- Problem description: Make an exact copy of each entry, leaving out every picture.

Stored entries:
+ + + +

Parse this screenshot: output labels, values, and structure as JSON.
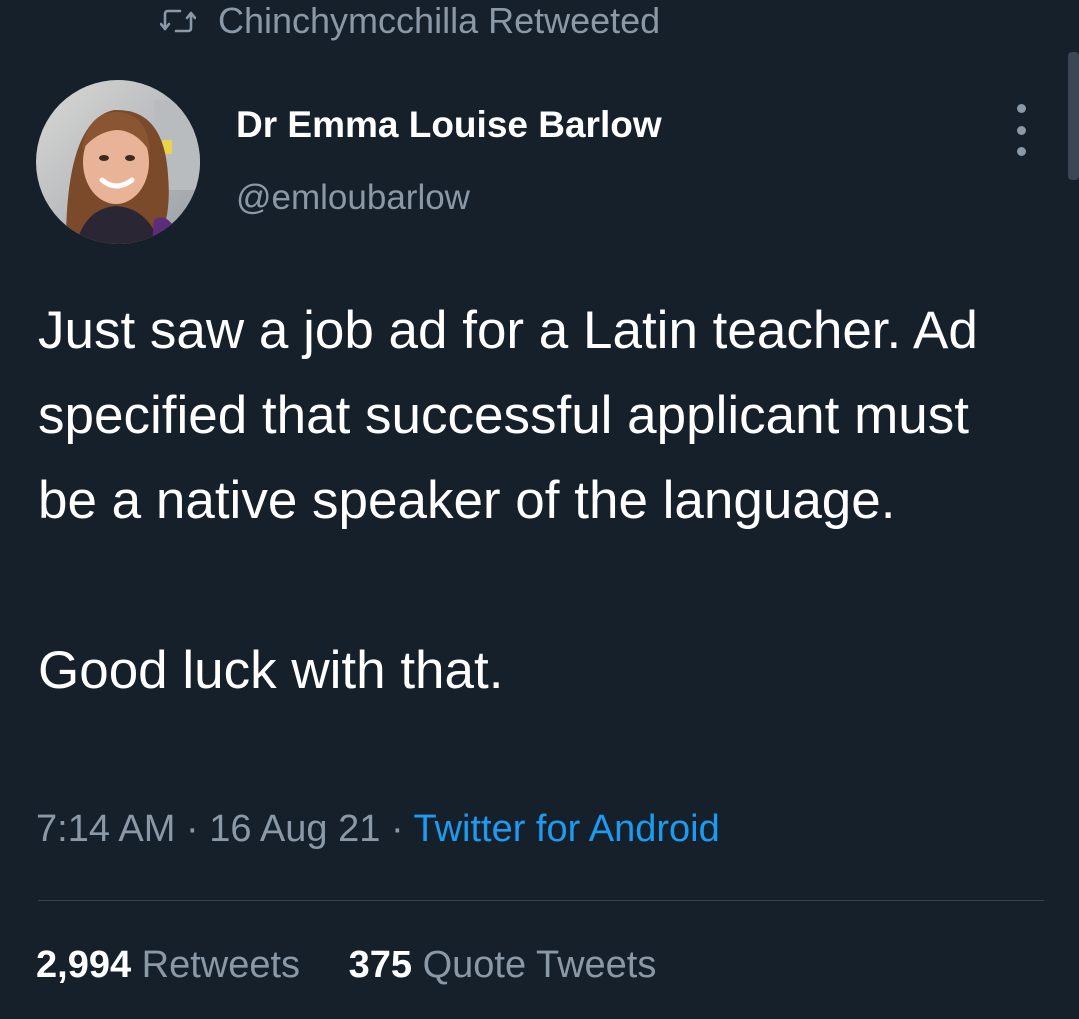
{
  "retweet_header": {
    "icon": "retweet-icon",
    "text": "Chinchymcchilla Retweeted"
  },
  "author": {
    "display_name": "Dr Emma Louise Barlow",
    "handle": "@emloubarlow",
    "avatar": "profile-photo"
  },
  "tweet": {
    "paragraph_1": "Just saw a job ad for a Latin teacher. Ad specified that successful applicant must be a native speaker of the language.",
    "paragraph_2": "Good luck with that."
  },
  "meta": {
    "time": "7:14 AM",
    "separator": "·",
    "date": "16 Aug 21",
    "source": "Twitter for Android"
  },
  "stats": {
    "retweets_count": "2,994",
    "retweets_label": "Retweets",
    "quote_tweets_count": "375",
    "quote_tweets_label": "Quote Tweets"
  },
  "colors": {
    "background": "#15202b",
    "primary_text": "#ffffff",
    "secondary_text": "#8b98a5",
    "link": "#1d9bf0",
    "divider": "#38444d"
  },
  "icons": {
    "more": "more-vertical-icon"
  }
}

+ + + +

- Solved exercise:
Parse this screenshot: output labels, values, and structure as JSON.
{
  "retweet_header": {
    "icon": "retweet-icon",
    "text": "Chinchymcchilla Retweeted"
  },
  "author": {
    "display_name": "Dr Emma Louise Barlow",
    "handle": "@emloubarlow",
    "avatar": "profile-photo"
  },
  "tweet": {
    "paragraph_1": "Just saw a job ad for a Latin teacher. Ad specified that successful applicant must be a native speaker of the language.",
    "paragraph_2": "Good luck with that."
  },
  "meta": {
    "time": "7:14 AM",
    "separator": "·",
    "date": "16 Aug 21",
    "source": "Twitter for Android"
  },
  "stats": {
    "retweets_count": "2,994",
    "retweets_label": "Retweets",
    "quote_tweets_count": "375",
    "quote_tweets_label": "Quote Tweets"
  },
  "colors": {
    "background": "#15202b",
    "primary_text": "#ffffff",
    "secondary_text": "#8b98a5",
    "link": "#1d9bf0",
    "divider": "#38444d"
  },
  "icons": {
    "more": "more-vertical-icon"
  }
}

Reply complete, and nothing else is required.